Another aspect of functional keyboard skills is basic technique, which I teach through scales, arpeggios, and chord progressions (I-IV-I-V-V7-I) in all keys, learning proper fingering and technique. This includes lifting and dropping fingers for clarity, using proper arm weight to get to the bottom of the keybed, ensuring a strong and supportive knuckle bridge to capture and transfer this weight into the keys through curved, energetic fingers, and making sure posture is supportive and open, allowing ears to discern sound quality more precisely.

# WORK TO DO
**a.** List every element of good technique that the passage on keyboard technique says its instruction includes.
**b.** In the passage on keyboard technique, what chord progression is practiced in all keys?
**c.** Pick up the passage on keyboard technique right after its final sentence and keep writing.

# RAW DATA
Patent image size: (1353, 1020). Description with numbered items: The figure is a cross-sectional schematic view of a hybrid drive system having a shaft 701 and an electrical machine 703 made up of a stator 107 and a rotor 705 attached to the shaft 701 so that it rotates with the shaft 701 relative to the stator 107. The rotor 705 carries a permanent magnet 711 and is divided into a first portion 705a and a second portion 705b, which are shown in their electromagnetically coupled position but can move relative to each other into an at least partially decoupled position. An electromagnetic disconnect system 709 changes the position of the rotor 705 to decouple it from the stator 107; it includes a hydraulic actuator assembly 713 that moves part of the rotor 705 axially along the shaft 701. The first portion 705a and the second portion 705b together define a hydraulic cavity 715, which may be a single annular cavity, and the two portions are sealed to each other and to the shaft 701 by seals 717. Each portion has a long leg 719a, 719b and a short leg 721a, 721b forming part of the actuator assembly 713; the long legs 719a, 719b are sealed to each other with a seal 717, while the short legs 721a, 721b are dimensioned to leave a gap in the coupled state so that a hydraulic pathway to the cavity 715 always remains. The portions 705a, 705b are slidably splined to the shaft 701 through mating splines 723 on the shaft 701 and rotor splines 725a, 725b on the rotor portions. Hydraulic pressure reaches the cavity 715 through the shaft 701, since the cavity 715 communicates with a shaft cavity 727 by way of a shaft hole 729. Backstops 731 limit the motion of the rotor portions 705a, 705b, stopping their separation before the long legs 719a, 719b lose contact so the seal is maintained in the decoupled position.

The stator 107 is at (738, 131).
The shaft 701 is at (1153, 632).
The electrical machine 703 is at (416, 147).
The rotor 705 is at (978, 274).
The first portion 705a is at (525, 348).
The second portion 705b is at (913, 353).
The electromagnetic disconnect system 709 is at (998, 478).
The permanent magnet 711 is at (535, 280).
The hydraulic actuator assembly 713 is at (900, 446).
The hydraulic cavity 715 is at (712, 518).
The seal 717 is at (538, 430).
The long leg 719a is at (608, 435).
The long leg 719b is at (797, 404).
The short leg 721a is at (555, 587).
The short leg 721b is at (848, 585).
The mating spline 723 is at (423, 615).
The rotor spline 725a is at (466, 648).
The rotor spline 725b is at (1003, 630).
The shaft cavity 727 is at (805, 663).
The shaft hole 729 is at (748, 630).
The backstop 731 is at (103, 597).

---

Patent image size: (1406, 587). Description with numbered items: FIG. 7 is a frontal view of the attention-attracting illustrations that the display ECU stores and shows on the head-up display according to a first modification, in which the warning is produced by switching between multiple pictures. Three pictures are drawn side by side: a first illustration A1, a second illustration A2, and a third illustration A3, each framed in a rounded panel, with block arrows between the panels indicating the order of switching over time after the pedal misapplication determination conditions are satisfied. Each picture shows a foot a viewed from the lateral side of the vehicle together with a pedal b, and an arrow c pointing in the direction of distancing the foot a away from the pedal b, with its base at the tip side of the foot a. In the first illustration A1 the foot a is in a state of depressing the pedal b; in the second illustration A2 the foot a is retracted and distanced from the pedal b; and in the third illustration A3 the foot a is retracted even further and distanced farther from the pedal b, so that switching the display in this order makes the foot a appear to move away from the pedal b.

# ANSWERS FOR THE TASKS
**a.**
- Lifting and dropping fingers for clarity
- Using proper arm weight to get to the bottom of the keybed
- Ensuring a strong and supportive knuckle bridge that transfers this weight into the keys through curved, energetic fingers
- Making sure posture is supportive and open

**b.** I-IV-I-V-V7-I

**c.**
Lastly, one can only teach these things through good repertoire choice, an oft-neglected art. Though Études by Chopin are wonderful and truly integrate finger dexterity with great musicianship, equally useful are études by Bartók, Czerny, Debussy, Heller, Hummel, Liszt, Moszkowski, Prokofiev, Rachmaninoff, Schumann, Scriabin, and even lesser-known composers like Howard Bashaw, William Bolcom, Ignaz Moscheles, Selim Palmgren, Karol Szymanowski. Students must have an equally balanced program representing various musical eras in order to learn about style, class, and elegance (and sometimes brutality) in music. Teachers must be equally adept and comfortable teaching a variety of repertoire and styles. The goal is to create a student that reflects the concept of Gestalt: the whole musician is greater than the sum of the individual parts that went into creating that musician.